Reproduce every item below word for word, omitting the pictures.

Collected data:
┄┄┄┄┄┄

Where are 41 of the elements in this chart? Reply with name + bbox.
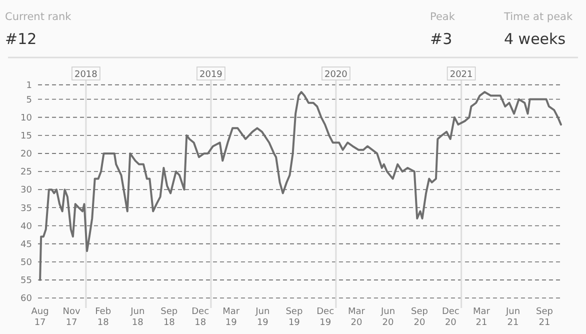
x-tick-label: Jun 21 — [504, 307, 520, 328]
y-tick-label: 60 — [20, 294, 32, 304]
y-tick-label: 10 — [20, 113, 32, 124]
x-tick-label: Dec 20 — [442, 307, 460, 328]
x-tick-label: Sep 20 — [411, 307, 428, 328]
text: Time at peak — [503, 11, 574, 23]
y-tick-label: 5 — [26, 95, 32, 106]
x-tick-label: Sep 19 — [286, 307, 303, 328]
y-tick-label: 1 — [26, 80, 32, 91]
y-tick-label: 45 — [20, 240, 32, 250]
x-tick-label: Feb 18 — [95, 307, 112, 328]
x-tick-label: Jun 18 — [130, 307, 145, 328]
x-tick-label: Jun 20 — [380, 307, 396, 328]
ref-line-label: 2021 — [450, 70, 473, 80]
text: #12 — [5, 30, 37, 48]
y-tick-label: 50 — [20, 258, 32, 268]
y-tick-label: 25 — [20, 168, 32, 178]
text: 4 weeks — [504, 30, 566, 48]
ref-line-label: 2018 — [74, 70, 98, 80]
text: #3 — [430, 30, 452, 48]
x-tick-label: Nov 17 — [62, 307, 82, 328]
x-tick-label: Dec 19 — [316, 307, 334, 328]
text: Peak — [430, 11, 456, 23]
ref-line-label: 2019 — [200, 70, 223, 80]
text: Current rank — [5, 11, 72, 23]
x-tick-label: Mar 21 — [473, 307, 490, 328]
x-tick-label: Mar 20 — [348, 307, 366, 328]
x-tick-label: Dec 18 — [192, 307, 210, 328]
y-tick-label: 40 — [20, 222, 32, 232]
x-tick-label: Aug 17 — [31, 307, 49, 328]
y-tick-label: 35 — [20, 204, 32, 214]
y-tick-label: 30 — [20, 186, 32, 196]
line-series — [39, 91, 562, 281]
x-tick-label: Mar 19 — [222, 307, 240, 328]
y-tick-label: 15 — [20, 132, 32, 142]
x-tick-label: Sep 18 — [160, 307, 178, 328]
y-tick-label: 20 — [20, 150, 32, 160]
x-tick-label: Sep 21 — [536, 307, 554, 328]
y-tick-label: 55 — [20, 276, 32, 286]
x-tick-label: Jun 19 — [254, 307, 270, 328]
ref-line-label: 2020 — [324, 70, 348, 80]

┄┄┄┄┄┄

__ANSWER TO THE TASK__
Where are 41 of the elements in this chart? Reply with name + bbox.
x-tick-label: Jun 21 — [504, 307, 520, 328]
y-tick-label: 60 — [20, 294, 32, 304]
y-tick-label: 10 — [20, 113, 32, 124]
x-tick-label: Dec 20 — [442, 307, 460, 328]
x-tick-label: Sep 20 — [411, 307, 428, 328]
text: Time at peak — [503, 11, 574, 23]
y-tick-label: 5 — [26, 95, 32, 106]
x-tick-label: Sep 19 — [286, 307, 303, 328]
y-tick-label: 1 — [26, 80, 32, 91]
y-tick-label: 45 — [20, 240, 32, 250]
x-tick-label: Feb 18 — [95, 307, 112, 328]
x-tick-label: Jun 18 — [130, 307, 145, 328]
x-tick-label: Jun 20 — [380, 307, 396, 328]
ref-line-label: 2021 — [450, 70, 473, 80]
text: #12 — [5, 30, 37, 48]
y-tick-label: 50 — [20, 258, 32, 268]
y-tick-label: 25 — [20, 168, 32, 178]
text: 4 weeks — [504, 30, 566, 48]
ref-line-label: 2018 — [74, 70, 98, 80]
text: #3 — [430, 30, 452, 48]
x-tick-label: Nov 17 — [62, 307, 82, 328]
x-tick-label: Dec 19 — [316, 307, 334, 328]
text: Peak — [430, 11, 456, 23]
ref-line-label: 2019 — [200, 70, 223, 80]
text: Current rank — [5, 11, 72, 23]
x-tick-label: Mar 21 — [473, 307, 490, 328]
x-tick-label: Mar 20 — [348, 307, 366, 328]
x-tick-label: Dec 18 — [192, 307, 210, 328]
y-tick-label: 40 — [20, 222, 32, 232]
x-tick-label: Aug 17 — [31, 307, 49, 328]
y-tick-label: 35 — [20, 204, 32, 214]
y-tick-label: 30 — [20, 186, 32, 196]
line-series — [39, 91, 562, 281]
x-tick-label: Mar 19 — [222, 307, 240, 328]
y-tick-label: 15 — [20, 132, 32, 142]
x-tick-label: Sep 18 — [160, 307, 178, 328]
y-tick-label: 20 — [20, 150, 32, 160]
x-tick-label: Sep 21 — [536, 307, 554, 328]
y-tick-label: 55 — [20, 276, 32, 286]
x-tick-label: Jun 19 — [254, 307, 270, 328]
ref-line-label: 2020 — [324, 70, 348, 80]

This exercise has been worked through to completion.